> **Exercise details**
Copy the lines below from the first one down through the line containing "pinwheel-icon (947, 31, 1027, 111)", replacing "screenshot" with "screen capture" and changing nothing else.

> **Data in this exercise**
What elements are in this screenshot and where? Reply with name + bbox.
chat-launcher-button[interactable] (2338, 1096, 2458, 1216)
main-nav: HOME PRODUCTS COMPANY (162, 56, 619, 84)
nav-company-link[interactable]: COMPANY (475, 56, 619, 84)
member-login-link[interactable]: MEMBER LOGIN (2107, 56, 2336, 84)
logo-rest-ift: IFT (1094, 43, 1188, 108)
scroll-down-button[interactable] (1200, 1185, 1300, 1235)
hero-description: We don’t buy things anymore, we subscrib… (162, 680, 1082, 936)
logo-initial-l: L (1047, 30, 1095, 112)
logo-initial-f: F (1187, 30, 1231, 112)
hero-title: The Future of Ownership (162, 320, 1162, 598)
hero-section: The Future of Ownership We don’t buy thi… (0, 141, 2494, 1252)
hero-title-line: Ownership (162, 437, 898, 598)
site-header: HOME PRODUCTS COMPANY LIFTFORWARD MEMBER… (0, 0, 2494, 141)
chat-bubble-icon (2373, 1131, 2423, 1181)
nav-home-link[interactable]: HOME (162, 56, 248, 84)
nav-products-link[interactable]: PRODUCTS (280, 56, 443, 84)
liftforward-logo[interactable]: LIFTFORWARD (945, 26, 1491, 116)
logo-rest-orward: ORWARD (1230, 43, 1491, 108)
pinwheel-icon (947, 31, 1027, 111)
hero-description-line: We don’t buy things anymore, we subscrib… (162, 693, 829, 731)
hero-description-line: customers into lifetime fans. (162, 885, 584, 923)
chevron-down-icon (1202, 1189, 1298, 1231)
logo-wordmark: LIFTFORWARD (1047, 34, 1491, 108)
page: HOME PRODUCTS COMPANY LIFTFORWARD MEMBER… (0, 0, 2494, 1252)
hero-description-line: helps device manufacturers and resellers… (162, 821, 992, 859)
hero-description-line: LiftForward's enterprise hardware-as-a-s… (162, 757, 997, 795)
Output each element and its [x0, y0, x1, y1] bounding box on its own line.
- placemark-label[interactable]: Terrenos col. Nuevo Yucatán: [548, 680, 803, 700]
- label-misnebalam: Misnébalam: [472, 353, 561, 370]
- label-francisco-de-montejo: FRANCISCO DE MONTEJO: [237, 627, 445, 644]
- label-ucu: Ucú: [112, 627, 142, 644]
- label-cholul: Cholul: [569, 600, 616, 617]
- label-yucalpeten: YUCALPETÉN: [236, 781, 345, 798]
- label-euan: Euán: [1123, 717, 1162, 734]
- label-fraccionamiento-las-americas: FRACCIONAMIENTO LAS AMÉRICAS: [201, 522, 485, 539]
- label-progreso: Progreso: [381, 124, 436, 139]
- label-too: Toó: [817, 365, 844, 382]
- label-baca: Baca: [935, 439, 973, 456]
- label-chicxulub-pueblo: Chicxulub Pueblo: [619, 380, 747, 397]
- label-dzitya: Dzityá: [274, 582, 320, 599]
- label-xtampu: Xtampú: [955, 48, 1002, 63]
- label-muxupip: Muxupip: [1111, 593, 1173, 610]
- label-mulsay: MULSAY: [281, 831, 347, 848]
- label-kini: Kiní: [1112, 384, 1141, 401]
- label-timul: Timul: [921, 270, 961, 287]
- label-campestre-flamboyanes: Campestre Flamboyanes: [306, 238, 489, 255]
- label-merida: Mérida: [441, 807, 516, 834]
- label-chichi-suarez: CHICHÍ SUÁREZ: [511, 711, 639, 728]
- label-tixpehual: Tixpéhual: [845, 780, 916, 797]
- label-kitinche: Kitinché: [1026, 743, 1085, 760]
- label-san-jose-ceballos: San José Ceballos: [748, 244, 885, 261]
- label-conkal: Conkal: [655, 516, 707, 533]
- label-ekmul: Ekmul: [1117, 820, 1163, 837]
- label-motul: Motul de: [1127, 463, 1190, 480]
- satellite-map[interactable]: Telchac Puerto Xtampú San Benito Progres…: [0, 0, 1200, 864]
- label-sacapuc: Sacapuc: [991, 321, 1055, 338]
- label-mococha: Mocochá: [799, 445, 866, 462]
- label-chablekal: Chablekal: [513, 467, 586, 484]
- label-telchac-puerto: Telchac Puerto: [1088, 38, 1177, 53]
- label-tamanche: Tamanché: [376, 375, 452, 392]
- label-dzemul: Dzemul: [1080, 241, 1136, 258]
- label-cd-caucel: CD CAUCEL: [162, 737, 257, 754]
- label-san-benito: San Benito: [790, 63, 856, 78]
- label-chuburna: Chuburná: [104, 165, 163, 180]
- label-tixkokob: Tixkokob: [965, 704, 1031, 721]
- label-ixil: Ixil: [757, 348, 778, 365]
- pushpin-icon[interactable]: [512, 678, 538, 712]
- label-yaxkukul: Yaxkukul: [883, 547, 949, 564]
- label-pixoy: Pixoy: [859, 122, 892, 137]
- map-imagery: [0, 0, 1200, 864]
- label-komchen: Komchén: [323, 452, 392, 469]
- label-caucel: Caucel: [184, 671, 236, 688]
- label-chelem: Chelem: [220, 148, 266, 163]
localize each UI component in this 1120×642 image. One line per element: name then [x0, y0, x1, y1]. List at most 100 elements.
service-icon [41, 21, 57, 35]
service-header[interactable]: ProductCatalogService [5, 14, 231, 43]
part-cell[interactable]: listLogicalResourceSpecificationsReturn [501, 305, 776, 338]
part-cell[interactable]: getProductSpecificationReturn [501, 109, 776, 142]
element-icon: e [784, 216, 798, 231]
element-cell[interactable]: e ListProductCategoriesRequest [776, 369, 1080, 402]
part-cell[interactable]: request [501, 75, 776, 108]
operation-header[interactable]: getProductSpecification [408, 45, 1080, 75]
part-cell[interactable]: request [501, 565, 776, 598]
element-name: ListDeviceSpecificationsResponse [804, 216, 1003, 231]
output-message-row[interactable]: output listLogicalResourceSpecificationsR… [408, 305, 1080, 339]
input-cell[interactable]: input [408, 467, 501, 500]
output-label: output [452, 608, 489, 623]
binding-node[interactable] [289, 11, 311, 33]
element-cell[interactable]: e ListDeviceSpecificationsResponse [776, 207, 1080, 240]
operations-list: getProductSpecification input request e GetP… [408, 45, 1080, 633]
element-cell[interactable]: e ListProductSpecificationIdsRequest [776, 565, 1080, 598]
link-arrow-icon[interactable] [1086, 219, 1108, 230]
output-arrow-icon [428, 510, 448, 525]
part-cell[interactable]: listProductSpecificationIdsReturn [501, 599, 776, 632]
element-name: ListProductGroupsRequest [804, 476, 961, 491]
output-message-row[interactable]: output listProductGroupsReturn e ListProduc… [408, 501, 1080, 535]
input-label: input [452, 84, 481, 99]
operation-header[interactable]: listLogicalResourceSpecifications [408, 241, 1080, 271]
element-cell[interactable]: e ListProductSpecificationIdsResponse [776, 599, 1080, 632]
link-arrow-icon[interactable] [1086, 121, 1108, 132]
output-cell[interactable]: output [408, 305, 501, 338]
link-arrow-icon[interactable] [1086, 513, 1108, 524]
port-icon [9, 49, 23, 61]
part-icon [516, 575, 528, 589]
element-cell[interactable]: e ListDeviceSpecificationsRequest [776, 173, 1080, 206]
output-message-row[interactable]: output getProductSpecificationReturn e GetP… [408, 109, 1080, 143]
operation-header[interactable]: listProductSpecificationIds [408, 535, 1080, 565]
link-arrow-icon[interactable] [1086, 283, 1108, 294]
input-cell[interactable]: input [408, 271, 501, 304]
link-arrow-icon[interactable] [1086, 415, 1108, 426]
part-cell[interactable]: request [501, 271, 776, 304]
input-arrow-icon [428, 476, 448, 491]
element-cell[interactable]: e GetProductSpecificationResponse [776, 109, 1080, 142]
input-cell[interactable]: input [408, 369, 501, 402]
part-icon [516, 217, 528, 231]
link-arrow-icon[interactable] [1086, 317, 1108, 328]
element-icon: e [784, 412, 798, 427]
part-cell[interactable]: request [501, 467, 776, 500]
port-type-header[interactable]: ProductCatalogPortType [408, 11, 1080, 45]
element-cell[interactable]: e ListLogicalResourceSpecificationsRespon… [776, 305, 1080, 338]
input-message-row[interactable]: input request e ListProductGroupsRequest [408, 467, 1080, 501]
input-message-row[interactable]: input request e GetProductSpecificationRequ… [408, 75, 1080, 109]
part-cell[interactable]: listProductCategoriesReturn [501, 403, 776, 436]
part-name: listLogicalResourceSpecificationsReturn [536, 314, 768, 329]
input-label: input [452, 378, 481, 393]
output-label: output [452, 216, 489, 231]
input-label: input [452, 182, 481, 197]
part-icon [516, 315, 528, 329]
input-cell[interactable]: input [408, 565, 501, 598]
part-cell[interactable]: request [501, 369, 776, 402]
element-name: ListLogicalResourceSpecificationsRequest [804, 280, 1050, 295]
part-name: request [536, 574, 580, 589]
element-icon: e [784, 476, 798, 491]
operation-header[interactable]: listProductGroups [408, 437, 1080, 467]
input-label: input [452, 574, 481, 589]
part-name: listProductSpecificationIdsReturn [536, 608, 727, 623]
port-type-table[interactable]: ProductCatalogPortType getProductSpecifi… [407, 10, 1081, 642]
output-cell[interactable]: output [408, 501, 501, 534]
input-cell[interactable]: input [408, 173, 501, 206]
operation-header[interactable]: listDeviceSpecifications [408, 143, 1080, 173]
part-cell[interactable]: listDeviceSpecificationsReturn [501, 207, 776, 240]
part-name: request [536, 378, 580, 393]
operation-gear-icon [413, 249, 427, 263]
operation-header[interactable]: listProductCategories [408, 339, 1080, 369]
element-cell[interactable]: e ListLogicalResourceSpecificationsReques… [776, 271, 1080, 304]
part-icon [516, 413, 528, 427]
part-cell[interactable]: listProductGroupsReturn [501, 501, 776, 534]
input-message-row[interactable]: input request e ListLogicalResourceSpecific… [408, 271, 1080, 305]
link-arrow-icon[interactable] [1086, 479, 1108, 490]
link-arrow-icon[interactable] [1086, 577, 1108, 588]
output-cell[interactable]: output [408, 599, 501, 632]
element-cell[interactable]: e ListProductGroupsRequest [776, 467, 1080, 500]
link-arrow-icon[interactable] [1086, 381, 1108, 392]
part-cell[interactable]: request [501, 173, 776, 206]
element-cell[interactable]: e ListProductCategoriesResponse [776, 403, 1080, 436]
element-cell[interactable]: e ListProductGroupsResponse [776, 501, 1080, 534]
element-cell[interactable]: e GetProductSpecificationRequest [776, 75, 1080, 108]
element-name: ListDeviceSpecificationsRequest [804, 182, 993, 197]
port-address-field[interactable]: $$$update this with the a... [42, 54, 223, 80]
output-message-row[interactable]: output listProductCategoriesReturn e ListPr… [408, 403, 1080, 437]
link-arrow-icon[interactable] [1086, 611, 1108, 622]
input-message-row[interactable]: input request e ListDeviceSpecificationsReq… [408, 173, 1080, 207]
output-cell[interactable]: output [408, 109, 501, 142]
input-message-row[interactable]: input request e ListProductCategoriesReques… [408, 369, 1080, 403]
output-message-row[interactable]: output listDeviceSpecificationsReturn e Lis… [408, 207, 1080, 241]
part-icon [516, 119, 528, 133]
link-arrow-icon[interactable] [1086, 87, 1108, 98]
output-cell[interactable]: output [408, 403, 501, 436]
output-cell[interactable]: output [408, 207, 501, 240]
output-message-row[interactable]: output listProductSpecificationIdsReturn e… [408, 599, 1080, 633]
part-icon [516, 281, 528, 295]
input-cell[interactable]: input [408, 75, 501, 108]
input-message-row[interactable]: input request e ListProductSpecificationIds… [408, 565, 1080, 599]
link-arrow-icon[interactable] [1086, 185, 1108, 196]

> **Complete output**
What elements are in this screen capture and where? Reply with name + bbox.
chat-launcher-button[interactable] (2338, 1096, 2458, 1216)
main-nav: HOME PRODUCTS COMPANY (162, 56, 619, 84)
nav-company-link[interactable]: COMPANY (475, 56, 619, 84)
member-login-link[interactable]: MEMBER LOGIN (2107, 56, 2336, 84)
logo-rest-ift: IFT (1094, 43, 1188, 108)
scroll-down-button[interactable] (1200, 1185, 1300, 1235)
hero-description: We don’t buy things anymore, we subscrib… (162, 680, 1082, 936)
logo-initial-l: L (1047, 30, 1095, 112)
logo-initial-f: F (1187, 30, 1231, 112)
hero-title: The Future of Ownership (162, 320, 1162, 598)
hero-section: The Future of Ownership We don’t buy thi… (0, 141, 2494, 1252)
hero-title-line: Ownership (162, 437, 898, 598)
site-header: HOME PRODUCTS COMPANY LIFTFORWARD MEMBER… (0, 0, 2494, 141)
chat-bubble-icon (2373, 1131, 2423, 1181)
nav-home-link[interactable]: HOME (162, 56, 248, 84)
nav-products-link[interactable]: PRODUCTS (280, 56, 443, 84)
liftforward-logo[interactable]: LIFTFORWARD (945, 26, 1491, 116)
logo-rest-orward: ORWARD (1230, 43, 1491, 108)
pinwheel-icon (947, 31, 1027, 111)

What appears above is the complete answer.